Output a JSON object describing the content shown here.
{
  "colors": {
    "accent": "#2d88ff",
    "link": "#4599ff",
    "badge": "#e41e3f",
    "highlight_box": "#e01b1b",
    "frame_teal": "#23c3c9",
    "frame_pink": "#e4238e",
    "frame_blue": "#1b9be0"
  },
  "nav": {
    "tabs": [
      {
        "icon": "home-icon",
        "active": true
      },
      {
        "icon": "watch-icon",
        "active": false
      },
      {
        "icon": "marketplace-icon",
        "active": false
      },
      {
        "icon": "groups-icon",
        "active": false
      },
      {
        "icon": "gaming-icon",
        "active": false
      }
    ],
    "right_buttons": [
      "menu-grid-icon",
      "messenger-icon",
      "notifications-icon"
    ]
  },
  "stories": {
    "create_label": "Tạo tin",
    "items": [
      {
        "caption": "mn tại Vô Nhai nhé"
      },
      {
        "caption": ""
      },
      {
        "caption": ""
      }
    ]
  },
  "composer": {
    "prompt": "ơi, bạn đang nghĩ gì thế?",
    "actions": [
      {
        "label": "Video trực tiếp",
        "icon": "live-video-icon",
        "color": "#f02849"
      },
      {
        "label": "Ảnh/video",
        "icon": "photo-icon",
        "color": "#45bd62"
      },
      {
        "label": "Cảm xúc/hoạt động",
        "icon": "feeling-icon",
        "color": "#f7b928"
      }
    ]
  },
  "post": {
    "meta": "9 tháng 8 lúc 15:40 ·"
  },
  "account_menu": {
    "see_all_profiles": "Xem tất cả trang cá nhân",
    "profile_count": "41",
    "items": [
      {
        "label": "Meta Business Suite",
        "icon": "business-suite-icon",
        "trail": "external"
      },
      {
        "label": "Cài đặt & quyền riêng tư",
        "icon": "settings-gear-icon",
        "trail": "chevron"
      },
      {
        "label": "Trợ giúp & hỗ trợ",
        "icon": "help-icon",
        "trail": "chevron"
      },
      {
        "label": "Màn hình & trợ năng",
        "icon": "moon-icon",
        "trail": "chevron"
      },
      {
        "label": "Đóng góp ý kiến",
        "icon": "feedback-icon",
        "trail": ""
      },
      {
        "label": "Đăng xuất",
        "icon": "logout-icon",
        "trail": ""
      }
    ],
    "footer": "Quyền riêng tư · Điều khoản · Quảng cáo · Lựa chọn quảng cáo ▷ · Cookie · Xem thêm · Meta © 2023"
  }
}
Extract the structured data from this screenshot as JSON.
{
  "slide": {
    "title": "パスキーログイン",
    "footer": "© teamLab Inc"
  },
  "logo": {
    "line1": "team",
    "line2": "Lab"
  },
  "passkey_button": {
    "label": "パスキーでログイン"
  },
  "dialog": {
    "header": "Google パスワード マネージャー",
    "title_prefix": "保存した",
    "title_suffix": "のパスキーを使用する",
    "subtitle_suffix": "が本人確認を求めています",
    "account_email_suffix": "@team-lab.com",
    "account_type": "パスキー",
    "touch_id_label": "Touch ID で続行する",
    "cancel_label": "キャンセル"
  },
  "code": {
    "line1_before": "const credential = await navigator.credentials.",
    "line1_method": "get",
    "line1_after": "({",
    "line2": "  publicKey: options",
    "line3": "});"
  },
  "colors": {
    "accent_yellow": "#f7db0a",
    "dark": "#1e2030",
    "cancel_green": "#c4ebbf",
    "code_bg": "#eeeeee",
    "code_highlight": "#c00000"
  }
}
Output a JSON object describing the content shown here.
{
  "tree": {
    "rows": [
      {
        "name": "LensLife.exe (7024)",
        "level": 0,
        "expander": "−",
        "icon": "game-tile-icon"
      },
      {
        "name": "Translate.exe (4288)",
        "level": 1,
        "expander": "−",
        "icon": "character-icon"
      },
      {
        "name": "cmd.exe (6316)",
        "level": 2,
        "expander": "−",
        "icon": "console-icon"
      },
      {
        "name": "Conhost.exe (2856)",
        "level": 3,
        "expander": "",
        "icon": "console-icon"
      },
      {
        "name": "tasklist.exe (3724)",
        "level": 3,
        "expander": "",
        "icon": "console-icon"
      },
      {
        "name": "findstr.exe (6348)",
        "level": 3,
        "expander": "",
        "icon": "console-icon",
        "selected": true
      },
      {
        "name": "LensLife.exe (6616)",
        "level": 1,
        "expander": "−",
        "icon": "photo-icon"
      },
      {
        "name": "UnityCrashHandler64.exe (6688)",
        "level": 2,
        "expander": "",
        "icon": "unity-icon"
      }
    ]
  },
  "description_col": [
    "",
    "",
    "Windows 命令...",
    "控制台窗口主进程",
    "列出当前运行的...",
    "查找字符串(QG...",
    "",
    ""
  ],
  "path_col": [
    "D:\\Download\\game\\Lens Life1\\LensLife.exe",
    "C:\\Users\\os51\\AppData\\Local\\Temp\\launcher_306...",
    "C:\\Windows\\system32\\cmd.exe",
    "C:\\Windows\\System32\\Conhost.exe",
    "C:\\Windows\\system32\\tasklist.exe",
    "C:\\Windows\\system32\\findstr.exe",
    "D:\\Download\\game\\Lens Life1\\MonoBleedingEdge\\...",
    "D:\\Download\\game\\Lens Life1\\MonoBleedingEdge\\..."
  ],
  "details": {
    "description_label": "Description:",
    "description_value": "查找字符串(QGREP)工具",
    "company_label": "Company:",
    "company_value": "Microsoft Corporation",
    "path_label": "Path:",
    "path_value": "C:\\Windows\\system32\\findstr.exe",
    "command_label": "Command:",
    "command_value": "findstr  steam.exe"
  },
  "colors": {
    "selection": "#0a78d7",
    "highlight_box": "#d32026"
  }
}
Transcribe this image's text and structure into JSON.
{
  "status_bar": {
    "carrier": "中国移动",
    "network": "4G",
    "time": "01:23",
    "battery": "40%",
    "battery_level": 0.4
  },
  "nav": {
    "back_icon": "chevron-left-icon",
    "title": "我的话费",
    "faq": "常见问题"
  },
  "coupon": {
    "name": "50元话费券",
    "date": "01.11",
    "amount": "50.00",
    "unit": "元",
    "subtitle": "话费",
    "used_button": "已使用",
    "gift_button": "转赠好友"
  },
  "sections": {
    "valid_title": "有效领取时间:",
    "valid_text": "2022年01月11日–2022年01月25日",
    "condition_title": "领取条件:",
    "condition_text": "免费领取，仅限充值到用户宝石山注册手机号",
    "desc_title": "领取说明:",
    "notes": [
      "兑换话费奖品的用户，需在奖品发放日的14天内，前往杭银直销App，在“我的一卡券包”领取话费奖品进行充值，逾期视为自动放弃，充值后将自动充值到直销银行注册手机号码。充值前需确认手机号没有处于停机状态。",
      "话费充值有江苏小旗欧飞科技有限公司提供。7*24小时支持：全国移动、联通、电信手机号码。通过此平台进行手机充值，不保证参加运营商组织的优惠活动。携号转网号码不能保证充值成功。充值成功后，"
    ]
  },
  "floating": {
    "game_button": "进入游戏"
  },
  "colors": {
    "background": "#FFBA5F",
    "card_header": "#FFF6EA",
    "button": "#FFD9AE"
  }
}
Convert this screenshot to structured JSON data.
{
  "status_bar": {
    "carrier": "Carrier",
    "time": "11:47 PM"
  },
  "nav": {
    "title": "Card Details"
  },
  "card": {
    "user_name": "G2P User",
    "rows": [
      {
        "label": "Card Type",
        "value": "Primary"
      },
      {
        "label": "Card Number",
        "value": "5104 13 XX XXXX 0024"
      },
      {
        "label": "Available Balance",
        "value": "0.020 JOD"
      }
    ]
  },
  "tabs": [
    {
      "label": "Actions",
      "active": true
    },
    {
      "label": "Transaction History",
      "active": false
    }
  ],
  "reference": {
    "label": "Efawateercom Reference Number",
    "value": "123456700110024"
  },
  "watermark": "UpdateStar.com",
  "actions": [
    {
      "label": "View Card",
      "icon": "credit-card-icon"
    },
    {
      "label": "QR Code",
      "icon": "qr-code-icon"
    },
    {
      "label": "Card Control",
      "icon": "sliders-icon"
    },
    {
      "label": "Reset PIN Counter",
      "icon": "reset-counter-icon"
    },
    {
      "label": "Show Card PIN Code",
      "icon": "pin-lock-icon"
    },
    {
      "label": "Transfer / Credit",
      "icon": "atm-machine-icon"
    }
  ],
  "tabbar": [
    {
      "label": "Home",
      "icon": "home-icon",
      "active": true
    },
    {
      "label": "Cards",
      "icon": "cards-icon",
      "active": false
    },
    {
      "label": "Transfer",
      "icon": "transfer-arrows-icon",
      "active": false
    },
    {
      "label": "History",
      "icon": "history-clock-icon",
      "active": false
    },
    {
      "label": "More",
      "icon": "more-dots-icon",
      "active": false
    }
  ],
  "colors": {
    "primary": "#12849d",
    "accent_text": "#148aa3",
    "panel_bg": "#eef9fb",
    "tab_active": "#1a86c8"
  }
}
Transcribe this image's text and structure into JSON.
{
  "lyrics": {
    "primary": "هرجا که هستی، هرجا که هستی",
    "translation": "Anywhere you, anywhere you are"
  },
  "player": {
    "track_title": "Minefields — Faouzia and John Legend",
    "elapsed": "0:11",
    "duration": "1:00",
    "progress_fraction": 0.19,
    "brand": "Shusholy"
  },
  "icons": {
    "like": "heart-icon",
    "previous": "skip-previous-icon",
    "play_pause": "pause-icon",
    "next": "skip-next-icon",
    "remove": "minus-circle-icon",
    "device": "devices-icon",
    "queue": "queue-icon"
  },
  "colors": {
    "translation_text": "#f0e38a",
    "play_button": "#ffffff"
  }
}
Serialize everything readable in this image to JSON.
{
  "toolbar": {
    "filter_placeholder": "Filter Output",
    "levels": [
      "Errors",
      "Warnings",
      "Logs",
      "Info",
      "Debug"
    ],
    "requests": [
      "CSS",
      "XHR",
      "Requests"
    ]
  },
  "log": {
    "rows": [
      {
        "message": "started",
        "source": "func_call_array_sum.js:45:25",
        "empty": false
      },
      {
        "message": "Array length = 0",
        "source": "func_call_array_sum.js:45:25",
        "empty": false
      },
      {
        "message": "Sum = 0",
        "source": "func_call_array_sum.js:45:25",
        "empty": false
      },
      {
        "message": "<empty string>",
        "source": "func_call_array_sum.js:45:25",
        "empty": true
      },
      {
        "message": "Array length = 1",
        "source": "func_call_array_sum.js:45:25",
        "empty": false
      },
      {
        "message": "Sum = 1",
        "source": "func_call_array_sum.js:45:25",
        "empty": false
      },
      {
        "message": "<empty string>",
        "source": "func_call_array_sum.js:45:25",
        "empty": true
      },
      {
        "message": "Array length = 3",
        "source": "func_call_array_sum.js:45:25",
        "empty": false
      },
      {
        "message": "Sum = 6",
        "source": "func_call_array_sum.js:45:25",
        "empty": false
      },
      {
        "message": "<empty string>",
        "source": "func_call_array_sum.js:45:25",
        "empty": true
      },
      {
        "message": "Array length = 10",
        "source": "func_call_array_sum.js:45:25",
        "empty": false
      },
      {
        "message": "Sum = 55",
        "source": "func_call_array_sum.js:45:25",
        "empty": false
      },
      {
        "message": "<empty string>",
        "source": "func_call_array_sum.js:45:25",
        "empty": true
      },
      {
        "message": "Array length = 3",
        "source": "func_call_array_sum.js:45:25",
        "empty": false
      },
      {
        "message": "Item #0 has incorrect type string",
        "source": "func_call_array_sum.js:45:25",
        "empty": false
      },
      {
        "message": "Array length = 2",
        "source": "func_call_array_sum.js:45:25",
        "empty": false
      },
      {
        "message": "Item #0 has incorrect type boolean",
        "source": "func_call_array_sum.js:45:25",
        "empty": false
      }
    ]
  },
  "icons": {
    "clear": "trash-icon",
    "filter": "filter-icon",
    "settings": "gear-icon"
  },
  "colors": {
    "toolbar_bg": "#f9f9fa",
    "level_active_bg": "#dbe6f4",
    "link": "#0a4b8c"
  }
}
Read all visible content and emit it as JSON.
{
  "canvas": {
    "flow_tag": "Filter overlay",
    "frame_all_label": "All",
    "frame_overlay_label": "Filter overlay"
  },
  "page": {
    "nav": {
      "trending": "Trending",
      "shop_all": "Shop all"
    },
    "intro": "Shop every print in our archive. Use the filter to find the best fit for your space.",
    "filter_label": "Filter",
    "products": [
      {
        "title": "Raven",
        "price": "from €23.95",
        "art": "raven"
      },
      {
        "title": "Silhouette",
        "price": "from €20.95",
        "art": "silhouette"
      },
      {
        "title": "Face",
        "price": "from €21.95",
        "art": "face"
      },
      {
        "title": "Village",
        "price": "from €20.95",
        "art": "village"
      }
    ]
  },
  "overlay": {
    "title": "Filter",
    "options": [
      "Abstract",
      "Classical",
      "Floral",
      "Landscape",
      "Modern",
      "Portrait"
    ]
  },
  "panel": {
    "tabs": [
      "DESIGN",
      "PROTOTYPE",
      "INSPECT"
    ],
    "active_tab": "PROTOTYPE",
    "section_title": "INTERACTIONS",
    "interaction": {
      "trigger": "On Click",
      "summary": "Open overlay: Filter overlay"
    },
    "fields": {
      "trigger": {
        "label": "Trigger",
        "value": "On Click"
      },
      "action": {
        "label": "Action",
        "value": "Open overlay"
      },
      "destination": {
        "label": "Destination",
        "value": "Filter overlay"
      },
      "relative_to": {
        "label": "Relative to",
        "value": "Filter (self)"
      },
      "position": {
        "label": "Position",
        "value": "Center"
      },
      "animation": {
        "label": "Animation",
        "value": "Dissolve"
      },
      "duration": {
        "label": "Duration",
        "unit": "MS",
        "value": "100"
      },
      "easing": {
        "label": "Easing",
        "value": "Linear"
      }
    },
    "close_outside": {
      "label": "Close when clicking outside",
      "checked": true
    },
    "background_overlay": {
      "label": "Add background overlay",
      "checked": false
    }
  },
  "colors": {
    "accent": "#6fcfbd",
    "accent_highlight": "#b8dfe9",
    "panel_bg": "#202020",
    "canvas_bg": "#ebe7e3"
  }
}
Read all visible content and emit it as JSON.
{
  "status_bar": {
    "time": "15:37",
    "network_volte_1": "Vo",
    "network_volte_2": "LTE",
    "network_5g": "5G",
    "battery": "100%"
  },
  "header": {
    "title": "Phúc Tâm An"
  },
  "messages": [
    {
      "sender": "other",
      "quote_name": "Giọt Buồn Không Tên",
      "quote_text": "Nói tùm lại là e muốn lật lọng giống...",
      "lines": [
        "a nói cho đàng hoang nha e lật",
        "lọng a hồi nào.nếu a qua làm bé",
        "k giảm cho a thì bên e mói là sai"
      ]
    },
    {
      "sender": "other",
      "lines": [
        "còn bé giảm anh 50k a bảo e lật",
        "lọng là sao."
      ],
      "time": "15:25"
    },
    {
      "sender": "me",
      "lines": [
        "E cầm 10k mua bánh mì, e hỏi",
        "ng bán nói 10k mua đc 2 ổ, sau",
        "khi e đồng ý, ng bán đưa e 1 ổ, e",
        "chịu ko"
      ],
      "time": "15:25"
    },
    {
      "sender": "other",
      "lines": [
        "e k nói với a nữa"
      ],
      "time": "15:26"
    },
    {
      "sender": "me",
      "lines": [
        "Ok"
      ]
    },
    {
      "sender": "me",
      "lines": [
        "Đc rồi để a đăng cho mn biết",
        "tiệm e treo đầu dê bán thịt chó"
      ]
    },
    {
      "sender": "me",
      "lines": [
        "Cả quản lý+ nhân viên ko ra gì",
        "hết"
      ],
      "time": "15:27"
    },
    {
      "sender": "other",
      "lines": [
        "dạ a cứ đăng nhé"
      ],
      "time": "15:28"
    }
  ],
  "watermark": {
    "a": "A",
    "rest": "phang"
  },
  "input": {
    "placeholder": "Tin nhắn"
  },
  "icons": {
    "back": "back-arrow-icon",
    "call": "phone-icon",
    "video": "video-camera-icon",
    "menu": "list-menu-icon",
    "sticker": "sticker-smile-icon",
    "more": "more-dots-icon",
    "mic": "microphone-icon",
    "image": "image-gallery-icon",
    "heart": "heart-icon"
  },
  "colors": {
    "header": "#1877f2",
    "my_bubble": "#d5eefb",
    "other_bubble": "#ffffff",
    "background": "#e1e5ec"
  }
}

What is being asked - Which lines hold the word "findstr"? Copy all of them.

Answer -
        "name": "findstr.exe (6348)",
    "C:\\Windows\\system32\\findstr.exe",
    "path_value": "C:\\Windows\\system32\\findstr.exe",
    "command_value": "findstr  steam.exe"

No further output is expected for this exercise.